Exercise task: Your task is to locate every line holding the string "长春市住房公积金管理中心" and to copy each of them.

Provided data:

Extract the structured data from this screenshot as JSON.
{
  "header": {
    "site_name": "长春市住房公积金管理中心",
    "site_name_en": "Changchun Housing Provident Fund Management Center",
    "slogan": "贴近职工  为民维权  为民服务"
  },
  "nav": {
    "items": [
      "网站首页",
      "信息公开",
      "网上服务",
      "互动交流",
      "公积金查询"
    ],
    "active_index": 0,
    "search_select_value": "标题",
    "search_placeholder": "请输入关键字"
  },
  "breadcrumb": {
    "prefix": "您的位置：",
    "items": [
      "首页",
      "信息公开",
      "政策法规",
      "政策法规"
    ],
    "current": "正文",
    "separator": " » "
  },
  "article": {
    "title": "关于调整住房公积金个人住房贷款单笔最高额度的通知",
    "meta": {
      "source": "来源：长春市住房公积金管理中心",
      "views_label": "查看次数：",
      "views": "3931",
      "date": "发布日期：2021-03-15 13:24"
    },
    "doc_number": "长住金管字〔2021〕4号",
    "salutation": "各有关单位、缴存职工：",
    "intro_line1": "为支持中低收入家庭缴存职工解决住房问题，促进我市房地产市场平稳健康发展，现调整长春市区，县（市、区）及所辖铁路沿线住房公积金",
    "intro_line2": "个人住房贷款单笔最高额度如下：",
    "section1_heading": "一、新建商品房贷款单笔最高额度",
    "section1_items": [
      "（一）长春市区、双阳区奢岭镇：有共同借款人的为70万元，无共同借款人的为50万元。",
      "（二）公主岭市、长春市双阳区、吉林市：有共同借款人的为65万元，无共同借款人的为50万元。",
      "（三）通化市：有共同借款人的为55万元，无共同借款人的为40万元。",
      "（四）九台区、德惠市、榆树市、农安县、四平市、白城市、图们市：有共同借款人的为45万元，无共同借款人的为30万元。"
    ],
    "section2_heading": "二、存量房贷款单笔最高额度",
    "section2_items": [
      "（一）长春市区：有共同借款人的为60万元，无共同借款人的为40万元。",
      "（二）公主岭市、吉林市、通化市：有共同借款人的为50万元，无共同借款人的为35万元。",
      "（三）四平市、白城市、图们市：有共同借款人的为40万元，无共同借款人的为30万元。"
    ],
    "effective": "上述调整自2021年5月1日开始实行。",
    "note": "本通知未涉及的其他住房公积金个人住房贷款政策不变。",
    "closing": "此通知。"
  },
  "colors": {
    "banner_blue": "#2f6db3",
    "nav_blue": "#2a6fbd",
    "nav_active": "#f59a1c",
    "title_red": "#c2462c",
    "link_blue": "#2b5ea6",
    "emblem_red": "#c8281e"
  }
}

Result of the task:
    "site_name": "长春市住房公积金管理中心",
      "source": "来源：长春市住房公积金管理中心",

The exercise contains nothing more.